— Stored records —
===

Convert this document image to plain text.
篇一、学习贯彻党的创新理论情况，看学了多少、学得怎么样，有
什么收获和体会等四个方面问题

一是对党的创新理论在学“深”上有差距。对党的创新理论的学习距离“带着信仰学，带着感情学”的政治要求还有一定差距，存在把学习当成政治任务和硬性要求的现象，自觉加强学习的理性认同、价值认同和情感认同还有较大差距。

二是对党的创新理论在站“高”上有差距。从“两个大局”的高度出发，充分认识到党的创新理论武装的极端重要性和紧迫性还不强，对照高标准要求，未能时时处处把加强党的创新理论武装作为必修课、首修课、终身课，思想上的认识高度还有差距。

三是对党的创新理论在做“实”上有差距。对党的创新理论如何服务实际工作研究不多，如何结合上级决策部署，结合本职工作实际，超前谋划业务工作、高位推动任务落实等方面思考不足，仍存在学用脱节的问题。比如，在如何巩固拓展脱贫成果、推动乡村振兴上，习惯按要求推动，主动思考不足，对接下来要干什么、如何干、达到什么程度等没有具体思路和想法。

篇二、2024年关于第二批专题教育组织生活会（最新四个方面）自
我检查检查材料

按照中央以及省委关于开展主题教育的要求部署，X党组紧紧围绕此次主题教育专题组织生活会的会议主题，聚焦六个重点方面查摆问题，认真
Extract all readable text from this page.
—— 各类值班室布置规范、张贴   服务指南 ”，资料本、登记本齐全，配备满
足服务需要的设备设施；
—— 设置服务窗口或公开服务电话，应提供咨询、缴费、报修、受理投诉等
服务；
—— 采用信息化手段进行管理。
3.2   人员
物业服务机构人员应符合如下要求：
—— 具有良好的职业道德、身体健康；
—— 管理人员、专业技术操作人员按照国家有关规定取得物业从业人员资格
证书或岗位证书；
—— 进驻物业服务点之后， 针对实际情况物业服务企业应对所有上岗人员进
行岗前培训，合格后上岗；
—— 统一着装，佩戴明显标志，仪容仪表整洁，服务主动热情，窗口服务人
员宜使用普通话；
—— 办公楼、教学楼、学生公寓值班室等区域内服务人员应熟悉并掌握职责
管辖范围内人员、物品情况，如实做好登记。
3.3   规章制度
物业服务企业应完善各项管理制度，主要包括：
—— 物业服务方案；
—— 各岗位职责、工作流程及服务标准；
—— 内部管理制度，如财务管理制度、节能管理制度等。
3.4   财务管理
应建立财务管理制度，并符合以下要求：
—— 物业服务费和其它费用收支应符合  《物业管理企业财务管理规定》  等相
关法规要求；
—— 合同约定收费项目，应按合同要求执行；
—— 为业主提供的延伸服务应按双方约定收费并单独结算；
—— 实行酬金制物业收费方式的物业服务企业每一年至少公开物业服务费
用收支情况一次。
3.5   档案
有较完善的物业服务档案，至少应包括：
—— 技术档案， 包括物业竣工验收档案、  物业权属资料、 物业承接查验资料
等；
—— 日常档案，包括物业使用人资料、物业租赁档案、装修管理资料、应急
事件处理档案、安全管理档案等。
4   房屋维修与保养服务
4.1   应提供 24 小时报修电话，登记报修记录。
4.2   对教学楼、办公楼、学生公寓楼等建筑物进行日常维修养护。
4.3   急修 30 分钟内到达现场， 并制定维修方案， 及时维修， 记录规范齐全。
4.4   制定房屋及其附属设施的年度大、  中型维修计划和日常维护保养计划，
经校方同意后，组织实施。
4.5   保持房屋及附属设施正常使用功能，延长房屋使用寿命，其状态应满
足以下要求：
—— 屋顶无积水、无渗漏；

===

— What the task requires —
Only the number is wanted: how many lines in the preceding entries hold the string "text"?

— Task solution —
2